__What to produce__. Find the lines that hold the word "text" and return them.

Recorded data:
-- BEGIN --

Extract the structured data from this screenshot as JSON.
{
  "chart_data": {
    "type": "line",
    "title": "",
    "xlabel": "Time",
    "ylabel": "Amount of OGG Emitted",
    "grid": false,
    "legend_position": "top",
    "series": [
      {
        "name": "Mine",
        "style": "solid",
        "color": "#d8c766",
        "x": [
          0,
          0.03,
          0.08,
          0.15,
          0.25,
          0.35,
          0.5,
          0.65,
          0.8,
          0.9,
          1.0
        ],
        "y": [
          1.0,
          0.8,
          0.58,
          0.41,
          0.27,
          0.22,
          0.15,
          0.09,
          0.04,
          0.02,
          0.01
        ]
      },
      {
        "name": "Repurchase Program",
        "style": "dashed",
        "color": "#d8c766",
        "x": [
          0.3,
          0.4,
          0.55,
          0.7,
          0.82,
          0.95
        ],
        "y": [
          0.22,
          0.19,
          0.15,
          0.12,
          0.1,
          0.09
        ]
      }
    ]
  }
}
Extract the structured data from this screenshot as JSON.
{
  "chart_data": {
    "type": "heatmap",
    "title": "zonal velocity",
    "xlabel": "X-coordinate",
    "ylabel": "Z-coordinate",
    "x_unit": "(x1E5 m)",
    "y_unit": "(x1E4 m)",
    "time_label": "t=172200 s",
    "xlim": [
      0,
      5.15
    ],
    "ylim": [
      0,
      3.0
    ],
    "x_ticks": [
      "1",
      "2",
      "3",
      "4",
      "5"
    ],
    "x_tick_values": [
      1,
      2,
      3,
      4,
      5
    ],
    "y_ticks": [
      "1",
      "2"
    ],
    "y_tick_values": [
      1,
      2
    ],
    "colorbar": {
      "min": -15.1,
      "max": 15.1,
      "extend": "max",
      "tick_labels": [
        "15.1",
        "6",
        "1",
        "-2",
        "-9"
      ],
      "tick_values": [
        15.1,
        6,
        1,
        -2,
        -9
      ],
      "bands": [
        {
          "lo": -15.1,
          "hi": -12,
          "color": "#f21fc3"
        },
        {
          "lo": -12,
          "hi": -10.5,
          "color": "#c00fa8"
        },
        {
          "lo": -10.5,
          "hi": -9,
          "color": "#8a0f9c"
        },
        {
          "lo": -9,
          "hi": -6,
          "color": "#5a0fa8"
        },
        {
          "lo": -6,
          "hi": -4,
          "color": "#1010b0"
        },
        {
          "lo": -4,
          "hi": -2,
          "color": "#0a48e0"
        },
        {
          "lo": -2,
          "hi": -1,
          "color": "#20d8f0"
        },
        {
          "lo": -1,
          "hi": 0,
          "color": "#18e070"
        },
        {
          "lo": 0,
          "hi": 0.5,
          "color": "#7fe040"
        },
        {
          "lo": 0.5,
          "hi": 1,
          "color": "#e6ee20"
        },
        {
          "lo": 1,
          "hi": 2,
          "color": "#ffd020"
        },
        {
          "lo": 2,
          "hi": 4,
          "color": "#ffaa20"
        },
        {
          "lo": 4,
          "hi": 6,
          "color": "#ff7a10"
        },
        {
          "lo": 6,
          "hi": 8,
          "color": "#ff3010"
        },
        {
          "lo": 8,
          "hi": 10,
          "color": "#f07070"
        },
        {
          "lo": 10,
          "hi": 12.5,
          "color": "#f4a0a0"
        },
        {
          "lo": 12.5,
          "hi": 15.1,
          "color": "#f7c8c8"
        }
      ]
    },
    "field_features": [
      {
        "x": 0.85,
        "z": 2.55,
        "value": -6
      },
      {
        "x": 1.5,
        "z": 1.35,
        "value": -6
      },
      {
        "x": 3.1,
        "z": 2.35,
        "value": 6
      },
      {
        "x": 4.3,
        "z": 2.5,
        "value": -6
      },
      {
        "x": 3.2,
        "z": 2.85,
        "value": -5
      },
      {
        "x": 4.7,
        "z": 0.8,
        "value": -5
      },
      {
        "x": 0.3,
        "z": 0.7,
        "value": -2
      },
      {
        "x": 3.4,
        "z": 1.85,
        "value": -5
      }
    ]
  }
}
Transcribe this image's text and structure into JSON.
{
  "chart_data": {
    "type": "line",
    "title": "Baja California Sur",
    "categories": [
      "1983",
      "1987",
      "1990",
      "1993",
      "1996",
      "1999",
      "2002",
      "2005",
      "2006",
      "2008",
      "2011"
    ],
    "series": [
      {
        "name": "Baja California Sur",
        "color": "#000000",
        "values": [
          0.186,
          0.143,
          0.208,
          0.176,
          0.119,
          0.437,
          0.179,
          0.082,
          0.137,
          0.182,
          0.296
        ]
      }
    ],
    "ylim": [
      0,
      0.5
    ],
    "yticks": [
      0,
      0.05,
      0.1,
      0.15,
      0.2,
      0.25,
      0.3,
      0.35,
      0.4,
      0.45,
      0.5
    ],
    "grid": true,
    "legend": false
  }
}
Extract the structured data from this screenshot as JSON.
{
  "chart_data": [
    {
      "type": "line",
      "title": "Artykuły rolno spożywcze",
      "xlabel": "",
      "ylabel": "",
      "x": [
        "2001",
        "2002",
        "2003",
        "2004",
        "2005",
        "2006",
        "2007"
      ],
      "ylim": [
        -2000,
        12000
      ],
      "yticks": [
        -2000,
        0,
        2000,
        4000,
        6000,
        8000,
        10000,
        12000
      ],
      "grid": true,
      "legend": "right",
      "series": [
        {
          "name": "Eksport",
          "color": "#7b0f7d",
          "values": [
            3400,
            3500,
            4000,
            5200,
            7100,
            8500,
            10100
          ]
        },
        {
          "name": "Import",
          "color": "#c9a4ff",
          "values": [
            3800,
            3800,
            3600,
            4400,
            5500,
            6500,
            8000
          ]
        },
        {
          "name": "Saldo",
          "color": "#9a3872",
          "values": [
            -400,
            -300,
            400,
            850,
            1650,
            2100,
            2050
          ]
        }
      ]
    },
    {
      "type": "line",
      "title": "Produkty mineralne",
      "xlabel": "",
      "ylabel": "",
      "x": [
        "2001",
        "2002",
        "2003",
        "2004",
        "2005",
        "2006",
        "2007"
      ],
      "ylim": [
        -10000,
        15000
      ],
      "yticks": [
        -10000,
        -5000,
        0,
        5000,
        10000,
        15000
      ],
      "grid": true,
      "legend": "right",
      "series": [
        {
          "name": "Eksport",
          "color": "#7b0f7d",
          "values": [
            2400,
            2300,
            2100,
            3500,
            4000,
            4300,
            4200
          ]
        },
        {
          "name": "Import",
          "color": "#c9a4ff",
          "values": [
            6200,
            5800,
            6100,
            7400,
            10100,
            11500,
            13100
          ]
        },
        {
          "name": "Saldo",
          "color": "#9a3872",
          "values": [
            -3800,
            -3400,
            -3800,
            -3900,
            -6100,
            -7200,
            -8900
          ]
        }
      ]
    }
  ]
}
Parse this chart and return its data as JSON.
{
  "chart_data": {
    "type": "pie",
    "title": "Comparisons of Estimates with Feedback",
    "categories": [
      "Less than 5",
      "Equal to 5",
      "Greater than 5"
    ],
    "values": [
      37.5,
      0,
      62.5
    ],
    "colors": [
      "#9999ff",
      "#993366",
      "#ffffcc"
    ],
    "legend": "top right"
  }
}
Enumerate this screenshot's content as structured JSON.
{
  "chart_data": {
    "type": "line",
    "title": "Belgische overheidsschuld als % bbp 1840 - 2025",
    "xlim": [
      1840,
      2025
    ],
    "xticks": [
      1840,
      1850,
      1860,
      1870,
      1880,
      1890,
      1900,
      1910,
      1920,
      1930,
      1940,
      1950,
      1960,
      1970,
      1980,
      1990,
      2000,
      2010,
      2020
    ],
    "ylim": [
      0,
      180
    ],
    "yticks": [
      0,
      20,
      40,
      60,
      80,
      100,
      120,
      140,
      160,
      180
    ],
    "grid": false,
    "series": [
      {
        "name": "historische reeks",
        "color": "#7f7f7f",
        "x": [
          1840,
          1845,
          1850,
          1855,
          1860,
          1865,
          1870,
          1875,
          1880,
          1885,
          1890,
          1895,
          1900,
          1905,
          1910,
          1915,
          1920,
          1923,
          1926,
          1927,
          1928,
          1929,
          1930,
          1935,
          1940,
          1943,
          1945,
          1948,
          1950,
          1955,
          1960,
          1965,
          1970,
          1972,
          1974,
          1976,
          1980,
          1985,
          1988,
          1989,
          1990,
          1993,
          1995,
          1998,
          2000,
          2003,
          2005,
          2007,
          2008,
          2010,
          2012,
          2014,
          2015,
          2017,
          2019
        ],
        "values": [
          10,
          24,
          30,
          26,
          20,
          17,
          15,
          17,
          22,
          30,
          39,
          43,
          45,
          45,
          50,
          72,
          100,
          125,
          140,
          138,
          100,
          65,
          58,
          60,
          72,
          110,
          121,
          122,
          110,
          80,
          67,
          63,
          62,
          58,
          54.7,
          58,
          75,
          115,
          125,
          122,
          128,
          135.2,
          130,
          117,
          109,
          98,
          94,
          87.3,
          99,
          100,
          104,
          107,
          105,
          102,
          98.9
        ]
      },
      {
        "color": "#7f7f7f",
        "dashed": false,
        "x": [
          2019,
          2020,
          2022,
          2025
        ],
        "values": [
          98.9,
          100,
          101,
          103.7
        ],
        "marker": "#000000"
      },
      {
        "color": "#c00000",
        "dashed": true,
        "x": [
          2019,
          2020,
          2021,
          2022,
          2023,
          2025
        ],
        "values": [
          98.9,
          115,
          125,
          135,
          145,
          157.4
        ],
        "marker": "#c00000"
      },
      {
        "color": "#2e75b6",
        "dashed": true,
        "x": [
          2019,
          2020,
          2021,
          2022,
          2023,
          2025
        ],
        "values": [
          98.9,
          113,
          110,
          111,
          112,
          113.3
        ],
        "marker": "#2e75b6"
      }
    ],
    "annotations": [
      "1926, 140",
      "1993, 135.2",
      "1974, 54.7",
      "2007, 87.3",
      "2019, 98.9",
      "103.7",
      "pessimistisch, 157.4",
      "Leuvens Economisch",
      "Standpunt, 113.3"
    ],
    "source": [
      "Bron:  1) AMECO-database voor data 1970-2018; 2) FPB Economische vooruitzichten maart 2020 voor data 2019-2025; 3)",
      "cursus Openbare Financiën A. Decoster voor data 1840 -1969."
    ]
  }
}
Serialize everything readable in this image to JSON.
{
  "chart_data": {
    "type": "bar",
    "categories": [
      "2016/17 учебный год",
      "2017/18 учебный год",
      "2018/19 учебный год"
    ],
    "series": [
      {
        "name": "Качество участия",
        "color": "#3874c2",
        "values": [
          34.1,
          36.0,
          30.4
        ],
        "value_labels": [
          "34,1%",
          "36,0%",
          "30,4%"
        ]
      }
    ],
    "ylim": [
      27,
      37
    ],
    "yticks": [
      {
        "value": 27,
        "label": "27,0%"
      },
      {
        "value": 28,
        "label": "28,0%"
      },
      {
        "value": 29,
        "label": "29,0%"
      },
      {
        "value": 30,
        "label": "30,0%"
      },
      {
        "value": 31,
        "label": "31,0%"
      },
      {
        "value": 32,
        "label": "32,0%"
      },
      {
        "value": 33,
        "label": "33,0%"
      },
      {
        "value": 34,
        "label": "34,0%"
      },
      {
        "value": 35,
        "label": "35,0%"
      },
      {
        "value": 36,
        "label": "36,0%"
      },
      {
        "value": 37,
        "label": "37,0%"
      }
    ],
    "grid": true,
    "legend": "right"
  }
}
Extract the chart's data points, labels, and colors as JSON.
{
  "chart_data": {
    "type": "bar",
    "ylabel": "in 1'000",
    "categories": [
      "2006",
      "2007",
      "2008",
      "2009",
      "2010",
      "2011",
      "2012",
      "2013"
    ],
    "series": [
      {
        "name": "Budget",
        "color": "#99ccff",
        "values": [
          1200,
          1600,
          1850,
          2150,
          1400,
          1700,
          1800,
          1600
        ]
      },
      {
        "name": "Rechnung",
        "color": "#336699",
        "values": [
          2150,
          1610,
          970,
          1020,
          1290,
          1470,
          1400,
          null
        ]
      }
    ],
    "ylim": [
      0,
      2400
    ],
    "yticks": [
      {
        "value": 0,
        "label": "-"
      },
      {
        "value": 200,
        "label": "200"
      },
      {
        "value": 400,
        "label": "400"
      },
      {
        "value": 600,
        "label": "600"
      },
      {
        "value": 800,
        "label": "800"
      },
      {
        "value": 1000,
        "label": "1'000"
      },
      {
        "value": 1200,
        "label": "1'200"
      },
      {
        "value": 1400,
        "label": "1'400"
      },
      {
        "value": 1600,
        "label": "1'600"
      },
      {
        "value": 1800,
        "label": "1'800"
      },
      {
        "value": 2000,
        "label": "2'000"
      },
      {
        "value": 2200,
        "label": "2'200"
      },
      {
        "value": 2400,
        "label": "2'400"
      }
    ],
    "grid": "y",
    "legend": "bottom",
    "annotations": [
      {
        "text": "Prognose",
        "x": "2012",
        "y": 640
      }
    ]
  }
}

-- END --

__Worked answer__.
Transcribe this image's text and structure into JSON.
        "text": "Prognose",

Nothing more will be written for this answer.